§ **INPUT DATA**:

········

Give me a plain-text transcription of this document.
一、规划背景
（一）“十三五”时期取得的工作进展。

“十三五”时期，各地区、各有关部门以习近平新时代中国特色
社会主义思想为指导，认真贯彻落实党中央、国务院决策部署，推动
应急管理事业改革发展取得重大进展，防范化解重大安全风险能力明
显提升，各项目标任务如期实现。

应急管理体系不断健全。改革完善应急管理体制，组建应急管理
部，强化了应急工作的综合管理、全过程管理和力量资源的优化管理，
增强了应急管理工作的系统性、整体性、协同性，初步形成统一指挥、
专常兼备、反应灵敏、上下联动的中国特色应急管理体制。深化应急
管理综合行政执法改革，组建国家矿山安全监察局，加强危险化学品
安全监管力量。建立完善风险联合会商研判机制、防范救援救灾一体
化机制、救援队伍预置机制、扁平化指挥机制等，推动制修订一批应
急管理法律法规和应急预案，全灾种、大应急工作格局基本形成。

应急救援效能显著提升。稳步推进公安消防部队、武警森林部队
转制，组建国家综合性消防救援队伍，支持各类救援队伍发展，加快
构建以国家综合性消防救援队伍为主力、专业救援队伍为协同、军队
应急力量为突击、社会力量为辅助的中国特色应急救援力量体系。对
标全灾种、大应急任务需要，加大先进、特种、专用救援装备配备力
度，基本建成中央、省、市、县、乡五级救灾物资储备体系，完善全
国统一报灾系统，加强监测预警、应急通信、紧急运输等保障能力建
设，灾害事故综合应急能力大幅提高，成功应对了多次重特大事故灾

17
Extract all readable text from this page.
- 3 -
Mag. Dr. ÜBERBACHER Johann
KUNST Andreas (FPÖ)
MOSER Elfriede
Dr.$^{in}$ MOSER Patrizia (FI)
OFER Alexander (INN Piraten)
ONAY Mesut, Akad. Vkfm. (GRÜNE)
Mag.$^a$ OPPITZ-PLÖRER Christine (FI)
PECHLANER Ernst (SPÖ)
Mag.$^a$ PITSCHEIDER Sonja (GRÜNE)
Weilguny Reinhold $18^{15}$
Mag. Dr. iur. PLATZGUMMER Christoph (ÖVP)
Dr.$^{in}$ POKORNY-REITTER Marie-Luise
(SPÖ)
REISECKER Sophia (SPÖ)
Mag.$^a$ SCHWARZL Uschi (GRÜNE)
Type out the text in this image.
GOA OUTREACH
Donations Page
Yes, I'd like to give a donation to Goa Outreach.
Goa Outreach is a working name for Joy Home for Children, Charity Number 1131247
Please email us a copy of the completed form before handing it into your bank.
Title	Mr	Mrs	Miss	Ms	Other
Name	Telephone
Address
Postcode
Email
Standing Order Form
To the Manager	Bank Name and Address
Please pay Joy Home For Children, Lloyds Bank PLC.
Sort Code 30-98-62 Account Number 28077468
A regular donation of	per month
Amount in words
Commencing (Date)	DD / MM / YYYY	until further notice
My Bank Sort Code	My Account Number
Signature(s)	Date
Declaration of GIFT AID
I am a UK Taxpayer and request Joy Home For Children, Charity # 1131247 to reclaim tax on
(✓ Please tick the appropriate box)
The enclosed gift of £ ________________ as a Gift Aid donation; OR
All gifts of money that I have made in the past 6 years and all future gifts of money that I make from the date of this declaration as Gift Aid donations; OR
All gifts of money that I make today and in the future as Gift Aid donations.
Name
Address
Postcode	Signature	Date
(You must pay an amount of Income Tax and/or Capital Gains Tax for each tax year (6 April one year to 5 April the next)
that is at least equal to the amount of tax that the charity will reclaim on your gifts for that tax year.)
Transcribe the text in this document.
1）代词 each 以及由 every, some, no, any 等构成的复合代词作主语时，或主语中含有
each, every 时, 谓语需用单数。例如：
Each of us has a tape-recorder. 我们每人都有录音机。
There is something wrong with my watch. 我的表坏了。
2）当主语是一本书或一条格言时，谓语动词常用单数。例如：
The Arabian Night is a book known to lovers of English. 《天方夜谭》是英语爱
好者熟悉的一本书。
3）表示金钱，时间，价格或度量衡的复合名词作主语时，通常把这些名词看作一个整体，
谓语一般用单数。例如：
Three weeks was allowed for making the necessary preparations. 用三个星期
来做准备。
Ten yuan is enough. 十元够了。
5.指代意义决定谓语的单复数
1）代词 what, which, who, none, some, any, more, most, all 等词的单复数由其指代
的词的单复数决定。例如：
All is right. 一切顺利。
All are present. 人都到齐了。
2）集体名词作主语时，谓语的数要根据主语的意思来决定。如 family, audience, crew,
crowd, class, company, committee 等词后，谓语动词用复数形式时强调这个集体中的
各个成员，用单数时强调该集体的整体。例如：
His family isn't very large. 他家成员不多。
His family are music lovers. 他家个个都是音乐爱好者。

········

§ **EXERCISE**: Looking at the listing above, how many of its lines contain the string "from"? Give the number alone.

§ **RESULT OF THIS EXERCISE**: 2